** START OF DATASET RECORDS **

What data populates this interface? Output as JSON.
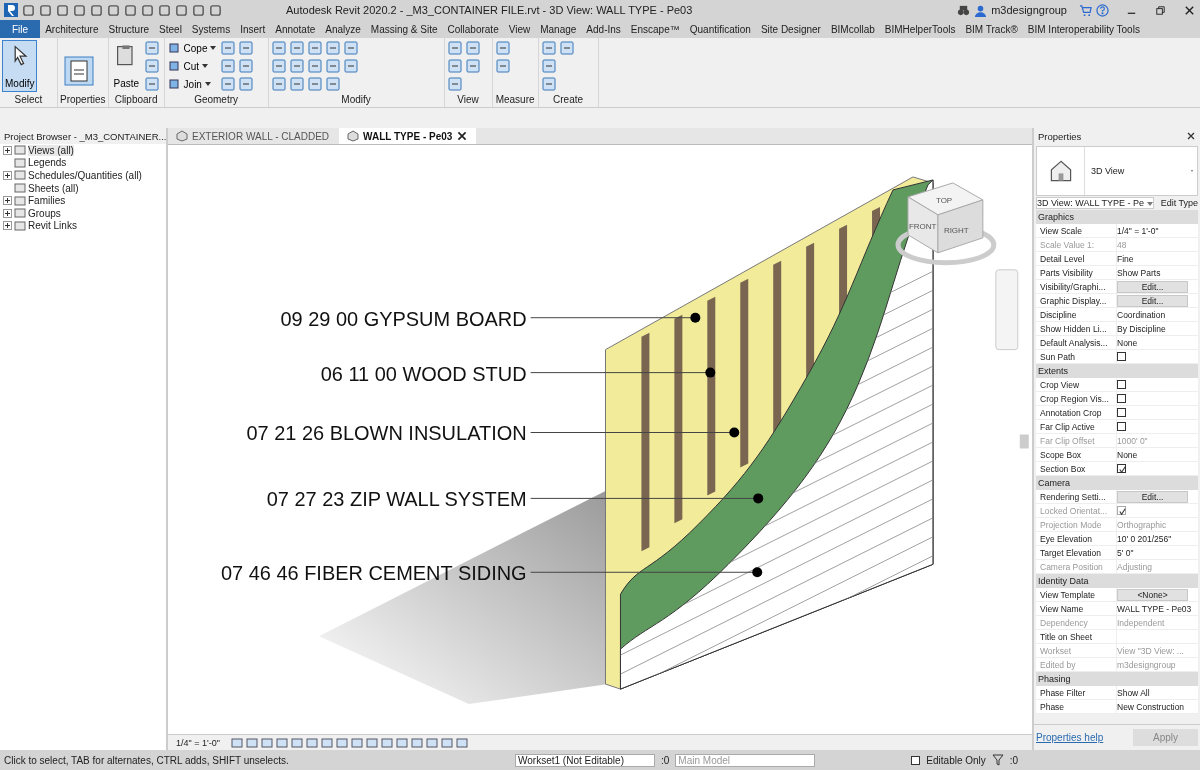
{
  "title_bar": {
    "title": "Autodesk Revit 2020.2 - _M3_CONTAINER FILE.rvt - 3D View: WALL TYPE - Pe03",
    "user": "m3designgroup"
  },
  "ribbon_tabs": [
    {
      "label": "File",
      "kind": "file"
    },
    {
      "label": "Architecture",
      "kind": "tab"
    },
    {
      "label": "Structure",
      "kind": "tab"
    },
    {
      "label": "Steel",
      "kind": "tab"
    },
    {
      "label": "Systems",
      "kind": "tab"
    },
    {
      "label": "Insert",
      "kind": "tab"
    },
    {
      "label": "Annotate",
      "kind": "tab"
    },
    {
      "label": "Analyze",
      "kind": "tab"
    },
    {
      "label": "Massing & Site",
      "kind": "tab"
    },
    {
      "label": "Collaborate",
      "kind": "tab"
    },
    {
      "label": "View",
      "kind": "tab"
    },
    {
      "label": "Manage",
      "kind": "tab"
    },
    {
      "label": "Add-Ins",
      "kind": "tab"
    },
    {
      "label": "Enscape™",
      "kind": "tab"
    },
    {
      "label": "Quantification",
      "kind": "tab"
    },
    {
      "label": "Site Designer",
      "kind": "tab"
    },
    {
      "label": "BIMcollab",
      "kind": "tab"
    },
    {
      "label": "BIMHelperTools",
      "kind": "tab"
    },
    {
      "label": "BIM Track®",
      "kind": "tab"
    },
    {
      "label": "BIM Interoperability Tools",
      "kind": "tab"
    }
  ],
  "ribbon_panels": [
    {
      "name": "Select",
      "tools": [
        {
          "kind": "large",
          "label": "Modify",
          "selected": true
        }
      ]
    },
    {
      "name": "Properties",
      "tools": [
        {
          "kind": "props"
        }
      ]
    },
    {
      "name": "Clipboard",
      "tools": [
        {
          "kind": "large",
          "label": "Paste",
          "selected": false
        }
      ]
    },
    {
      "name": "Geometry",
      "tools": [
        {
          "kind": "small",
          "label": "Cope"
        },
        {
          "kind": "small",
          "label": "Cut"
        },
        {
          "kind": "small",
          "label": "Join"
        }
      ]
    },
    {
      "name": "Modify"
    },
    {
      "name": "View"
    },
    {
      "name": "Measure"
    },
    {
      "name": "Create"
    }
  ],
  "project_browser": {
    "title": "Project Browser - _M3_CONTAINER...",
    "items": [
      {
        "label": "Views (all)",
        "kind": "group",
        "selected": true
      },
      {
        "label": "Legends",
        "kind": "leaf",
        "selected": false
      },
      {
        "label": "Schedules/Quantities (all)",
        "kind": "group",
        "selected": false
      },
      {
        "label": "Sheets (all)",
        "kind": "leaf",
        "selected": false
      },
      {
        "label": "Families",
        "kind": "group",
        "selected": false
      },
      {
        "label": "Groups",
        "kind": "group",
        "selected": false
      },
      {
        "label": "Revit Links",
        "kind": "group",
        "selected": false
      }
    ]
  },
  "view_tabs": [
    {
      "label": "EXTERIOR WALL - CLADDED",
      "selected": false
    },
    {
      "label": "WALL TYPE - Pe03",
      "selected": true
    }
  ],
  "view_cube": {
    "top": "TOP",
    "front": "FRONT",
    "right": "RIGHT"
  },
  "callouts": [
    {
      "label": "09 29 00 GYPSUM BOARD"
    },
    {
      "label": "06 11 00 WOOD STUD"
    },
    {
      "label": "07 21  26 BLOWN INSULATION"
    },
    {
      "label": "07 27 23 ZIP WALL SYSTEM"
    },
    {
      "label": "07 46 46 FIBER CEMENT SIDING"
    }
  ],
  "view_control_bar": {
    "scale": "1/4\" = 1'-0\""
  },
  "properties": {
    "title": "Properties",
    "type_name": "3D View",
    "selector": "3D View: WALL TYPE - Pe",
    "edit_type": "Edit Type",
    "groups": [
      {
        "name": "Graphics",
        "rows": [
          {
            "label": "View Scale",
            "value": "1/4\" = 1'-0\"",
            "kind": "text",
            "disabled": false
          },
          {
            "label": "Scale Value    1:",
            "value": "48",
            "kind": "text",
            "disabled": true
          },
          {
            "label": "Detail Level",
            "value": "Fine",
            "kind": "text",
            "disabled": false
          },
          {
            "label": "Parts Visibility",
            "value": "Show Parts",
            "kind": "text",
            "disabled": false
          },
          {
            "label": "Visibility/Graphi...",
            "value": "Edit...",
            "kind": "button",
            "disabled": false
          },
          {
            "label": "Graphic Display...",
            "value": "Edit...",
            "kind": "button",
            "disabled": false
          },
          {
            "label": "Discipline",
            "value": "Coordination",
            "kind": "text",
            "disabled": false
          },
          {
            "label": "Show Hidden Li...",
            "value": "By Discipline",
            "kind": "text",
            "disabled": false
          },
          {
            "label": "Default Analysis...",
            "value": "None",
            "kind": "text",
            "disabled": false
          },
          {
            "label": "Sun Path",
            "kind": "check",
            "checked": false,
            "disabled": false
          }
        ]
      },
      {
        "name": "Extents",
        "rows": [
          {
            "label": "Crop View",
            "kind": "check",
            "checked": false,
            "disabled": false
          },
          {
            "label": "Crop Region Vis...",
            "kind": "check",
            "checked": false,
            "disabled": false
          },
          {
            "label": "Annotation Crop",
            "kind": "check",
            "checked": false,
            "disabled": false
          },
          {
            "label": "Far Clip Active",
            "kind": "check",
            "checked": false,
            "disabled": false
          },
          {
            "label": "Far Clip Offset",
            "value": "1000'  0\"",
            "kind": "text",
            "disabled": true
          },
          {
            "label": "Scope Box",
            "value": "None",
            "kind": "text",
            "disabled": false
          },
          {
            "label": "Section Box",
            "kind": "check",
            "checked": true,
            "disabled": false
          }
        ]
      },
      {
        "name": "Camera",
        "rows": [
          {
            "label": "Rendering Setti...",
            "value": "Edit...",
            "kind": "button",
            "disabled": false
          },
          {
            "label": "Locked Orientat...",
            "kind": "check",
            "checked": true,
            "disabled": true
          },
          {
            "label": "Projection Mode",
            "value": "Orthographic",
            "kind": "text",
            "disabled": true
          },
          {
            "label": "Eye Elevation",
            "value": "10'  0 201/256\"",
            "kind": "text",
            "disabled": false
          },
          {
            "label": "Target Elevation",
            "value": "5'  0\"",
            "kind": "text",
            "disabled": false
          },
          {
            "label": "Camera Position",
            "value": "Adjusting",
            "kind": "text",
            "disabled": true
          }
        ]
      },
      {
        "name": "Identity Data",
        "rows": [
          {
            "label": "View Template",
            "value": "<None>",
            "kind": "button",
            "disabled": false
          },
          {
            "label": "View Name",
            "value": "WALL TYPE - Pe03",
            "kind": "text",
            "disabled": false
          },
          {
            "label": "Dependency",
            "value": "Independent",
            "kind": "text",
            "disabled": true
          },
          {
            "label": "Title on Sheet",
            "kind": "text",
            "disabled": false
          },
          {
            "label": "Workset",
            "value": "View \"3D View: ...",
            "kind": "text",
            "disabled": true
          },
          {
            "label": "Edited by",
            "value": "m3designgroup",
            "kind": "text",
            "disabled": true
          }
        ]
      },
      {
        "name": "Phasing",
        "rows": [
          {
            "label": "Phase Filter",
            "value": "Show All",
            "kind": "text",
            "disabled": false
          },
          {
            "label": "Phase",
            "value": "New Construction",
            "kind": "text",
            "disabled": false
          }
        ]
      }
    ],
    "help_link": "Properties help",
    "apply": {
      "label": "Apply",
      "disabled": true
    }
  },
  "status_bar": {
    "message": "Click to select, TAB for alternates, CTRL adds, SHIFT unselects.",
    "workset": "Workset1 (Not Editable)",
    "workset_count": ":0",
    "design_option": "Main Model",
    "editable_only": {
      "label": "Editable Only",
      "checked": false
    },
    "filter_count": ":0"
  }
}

** END OF DATASET RECORDS **

Copy, from the material, each line that holds the string "Discipline".

            "label": "Discipline",
            "value": "By Discipline",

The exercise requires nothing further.